__Task details__. Your task is to copy the listing exactly, with the pictures left out.

__Source records__.
%%
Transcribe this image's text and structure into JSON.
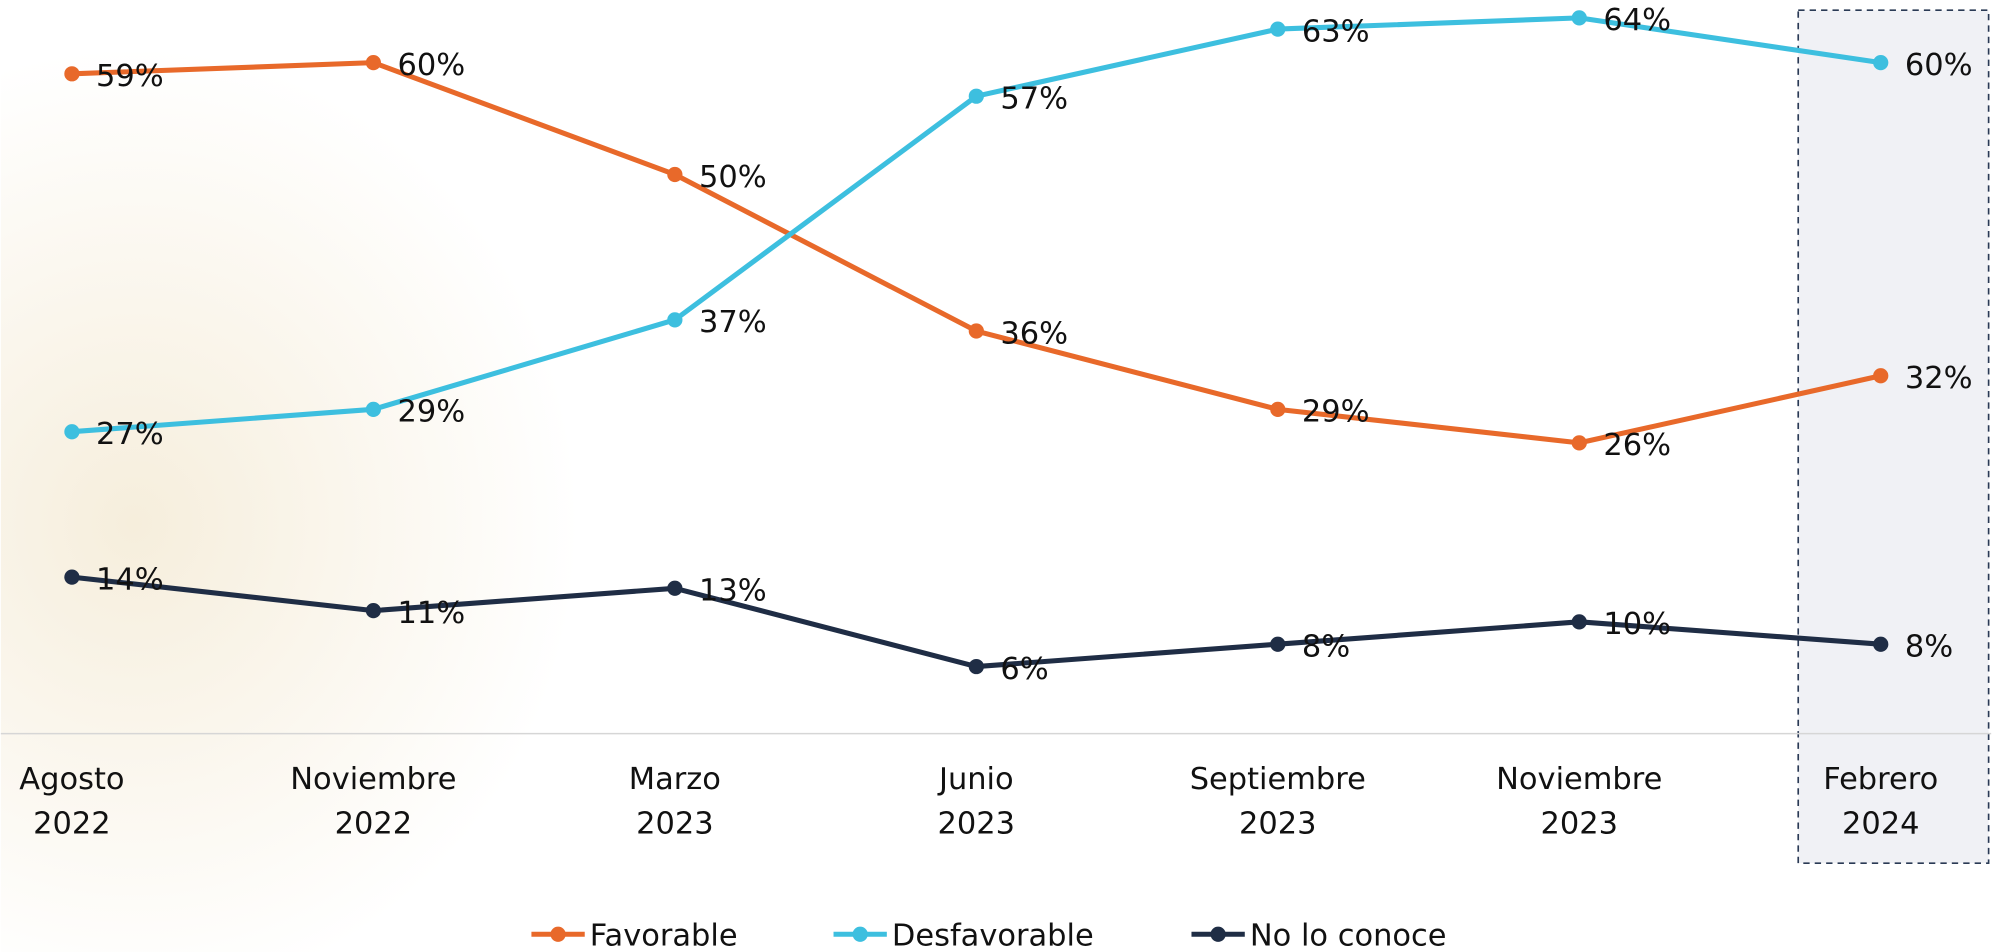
{
  "chart_data": {
    "type": "line",
    "categories": [
      [
        "Agosto",
        "2022"
      ],
      [
        "Noviembre",
        "2022"
      ],
      [
        "Marzo",
        "2023"
      ],
      [
        "Junio",
        "2023"
      ],
      [
        "Septiembre",
        "2023"
      ],
      [
        "Noviembre",
        "2023"
      ],
      [
        "Febrero",
        "2024"
      ]
    ],
    "series": [
      {
        "name": "Favorable",
        "color": "#e8692a",
        "values": [
          59,
          60,
          50,
          36,
          29,
          26,
          32
        ],
        "value_labels": [
          "59%",
          "60%",
          "50%",
          "36%",
          "29%",
          "26%",
          "32%"
        ]
      },
      {
        "name": "Desfavorable",
        "color": "#3dbfdf",
        "values": [
          27,
          29,
          37,
          57,
          63,
          64,
          60
        ],
        "value_labels": [
          "27%",
          "29%",
          "37%",
          "57%",
          "63%",
          "64%",
          "60%"
        ]
      },
      {
        "name": "No lo conoce",
        "color": "#1f2d45",
        "values": [
          14,
          11,
          13,
          6,
          8,
          10,
          8
        ],
        "value_labels": [
          "14%",
          "11%",
          "13%",
          "6%",
          "8%",
          "10%",
          "8%"
        ]
      }
    ],
    "ylim": [
      0,
      65.6
    ],
    "legend": "bottom"
  }
}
%%
__Solution for this exercise__.
Transcribe this image's text and structure into JSON.
{
  "chart_data": {
    "type": "line",
    "categories": [
      [
        "Agosto",
        "2022"
      ],
      [
        "Noviembre",
        "2022"
      ],
      [
        "Marzo",
        "2023"
      ],
      [
        "Junio",
        "2023"
      ],
      [
        "Septiembre",
        "2023"
      ],
      [
        "Noviembre",
        "2023"
      ],
      [
        "Febrero",
        "2024"
      ]
    ],
    "series": [
      {
        "name": "Favorable",
        "color": "#e8692a",
        "values": [
          59,
          60,
          50,
          36,
          29,
          26,
          32
        ],
        "value_labels": [
          "59%",
          "60%",
          "50%",
          "36%",
          "29%",
          "26%",
          "32%"
        ]
      },
      {
        "name": "Desfavorable",
        "color": "#3dbfdf",
        "values": [
          27,
          29,
          37,
          57,
          63,
          64,
          60
        ],
        "value_labels": [
          "27%",
          "29%",
          "37%",
          "57%",
          "63%",
          "64%",
          "60%"
        ]
      },
      {
        "name": "No lo conoce",
        "color": "#1f2d45",
        "values": [
          14,
          11,
          13,
          6,
          8,
          10,
          8
        ],
        "value_labels": [
          "14%",
          "11%",
          "13%",
          "6%",
          "8%",
          "10%",
          "8%"
        ]
      }
    ],
    "ylim": [
      0,
      65.6
    ],
    "legend": "bottom"
  }
}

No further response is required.